[Part of a data file]
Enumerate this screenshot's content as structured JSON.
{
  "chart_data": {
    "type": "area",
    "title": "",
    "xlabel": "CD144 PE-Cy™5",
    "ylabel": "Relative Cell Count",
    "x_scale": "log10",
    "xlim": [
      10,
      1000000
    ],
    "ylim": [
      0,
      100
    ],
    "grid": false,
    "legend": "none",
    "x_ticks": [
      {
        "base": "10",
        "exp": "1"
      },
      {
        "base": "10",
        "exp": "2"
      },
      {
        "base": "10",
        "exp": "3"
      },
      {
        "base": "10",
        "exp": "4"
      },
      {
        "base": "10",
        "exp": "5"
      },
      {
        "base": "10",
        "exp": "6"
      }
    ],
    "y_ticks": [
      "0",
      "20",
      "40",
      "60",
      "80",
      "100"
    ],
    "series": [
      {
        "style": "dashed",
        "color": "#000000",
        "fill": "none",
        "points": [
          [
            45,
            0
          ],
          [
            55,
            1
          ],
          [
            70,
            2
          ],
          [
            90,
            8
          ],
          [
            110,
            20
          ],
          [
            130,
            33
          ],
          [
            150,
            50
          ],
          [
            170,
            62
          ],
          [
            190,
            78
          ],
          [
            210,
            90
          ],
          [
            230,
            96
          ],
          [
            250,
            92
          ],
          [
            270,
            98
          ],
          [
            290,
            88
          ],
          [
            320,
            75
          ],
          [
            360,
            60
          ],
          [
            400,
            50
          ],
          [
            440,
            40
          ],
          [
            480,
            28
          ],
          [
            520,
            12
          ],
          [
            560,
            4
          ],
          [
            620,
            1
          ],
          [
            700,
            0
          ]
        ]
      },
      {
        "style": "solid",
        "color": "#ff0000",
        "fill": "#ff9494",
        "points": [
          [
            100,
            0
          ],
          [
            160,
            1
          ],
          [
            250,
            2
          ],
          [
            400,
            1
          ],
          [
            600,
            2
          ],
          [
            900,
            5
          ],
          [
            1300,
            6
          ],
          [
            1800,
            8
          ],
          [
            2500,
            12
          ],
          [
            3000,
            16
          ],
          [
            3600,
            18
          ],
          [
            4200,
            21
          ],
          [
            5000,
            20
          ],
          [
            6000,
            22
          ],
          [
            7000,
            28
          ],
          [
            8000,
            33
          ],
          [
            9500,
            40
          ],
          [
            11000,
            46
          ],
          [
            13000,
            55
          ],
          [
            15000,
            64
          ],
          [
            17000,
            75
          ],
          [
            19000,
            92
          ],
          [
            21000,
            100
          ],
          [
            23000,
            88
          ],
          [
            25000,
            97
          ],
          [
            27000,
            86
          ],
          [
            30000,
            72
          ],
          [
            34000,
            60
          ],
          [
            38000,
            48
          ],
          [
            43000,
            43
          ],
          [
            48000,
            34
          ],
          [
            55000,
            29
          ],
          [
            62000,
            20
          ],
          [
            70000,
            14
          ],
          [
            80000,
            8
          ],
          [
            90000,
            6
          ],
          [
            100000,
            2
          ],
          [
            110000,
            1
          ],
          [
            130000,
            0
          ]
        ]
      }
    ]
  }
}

§ **Problem to solve**
The entries above must be returned exactly.

§ **The completed task**
Enumerate this screenshot's content as structured JSON.
{
  "chart_data": {
    "type": "area",
    "title": "",
    "xlabel": "CD144 PE-Cy™5",
    "ylabel": "Relative Cell Count",
    "x_scale": "log10",
    "xlim": [
      10,
      1000000
    ],
    "ylim": [
      0,
      100
    ],
    "grid": false,
    "legend": "none",
    "x_ticks": [
      {
        "base": "10",
        "exp": "1"
      },
      {
        "base": "10",
        "exp": "2"
      },
      {
        "base": "10",
        "exp": "3"
      },
      {
        "base": "10",
        "exp": "4"
      },
      {
        "base": "10",
        "exp": "5"
      },
      {
        "base": "10",
        "exp": "6"
      }
    ],
    "y_ticks": [
      "0",
      "20",
      "40",
      "60",
      "80",
      "100"
    ],
    "series": [
      {
        "style": "dashed",
        "color": "#000000",
        "fill": "none",
        "points": [
          [
            45,
            0
          ],
          [
            55,
            1
          ],
          [
            70,
            2
          ],
          [
            90,
            8
          ],
          [
            110,
            20
          ],
          [
            130,
            33
          ],
          [
            150,
            50
          ],
          [
            170,
            62
          ],
          [
            190,
            78
          ],
          [
            210,
            90
          ],
          [
            230,
            96
          ],
          [
            250,
            92
          ],
          [
            270,
            98
          ],
          [
            290,
            88
          ],
          [
            320,
            75
          ],
          [
            360,
            60
          ],
          [
            400,
            50
          ],
          [
            440,
            40
          ],
          [
            480,
            28
          ],
          [
            520,
            12
          ],
          [
            560,
            4
          ],
          [
            620,
            1
          ],
          [
            700,
            0
          ]
        ]
      },
      {
        "style": "solid",
        "color": "#ff0000",
        "fill": "#ff9494",
        "points": [
          [
            100,
            0
          ],
          [
            160,
            1
          ],
          [
            250,
            2
          ],
          [
            400,
            1
          ],
          [
            600,
            2
          ],
          [
            900,
            5
          ],
          [
            1300,
            6
          ],
          [
            1800,
            8
          ],
          [
            2500,
            12
          ],
          [
            3000,
            16
          ],
          [
            3600,
            18
          ],
          [
            4200,
            21
          ],
          [
            5000,
            20
          ],
          [
            6000,
            22
          ],
          [
            7000,
            28
          ],
          [
            8000,
            33
          ],
          [
            9500,
            40
          ],
          [
            11000,
            46
          ],
          [
            13000,
            55
          ],
          [
            15000,
            64
          ],
          [
            17000,
            75
          ],
          [
            19000,
            92
          ],
          [
            21000,
            100
          ],
          [
            23000,
            88
          ],
          [
            25000,
            97
          ],
          [
            27000,
            86
          ],
          [
            30000,
            72
          ],
          [
            34000,
            60
          ],
          [
            38000,
            48
          ],
          [
            43000,
            43
          ],
          [
            48000,
            34
          ],
          [
            55000,
            29
          ],
          [
            62000,
            20
          ],
          [
            70000,
            14
          ],
          [
            80000,
            8
          ],
          [
            90000,
            6
          ],
          [
            100000,
            2
          ],
          [
            110000,
            1
          ],
          [
            130000,
            0
          ]
        ]
      }
    ]
  }
}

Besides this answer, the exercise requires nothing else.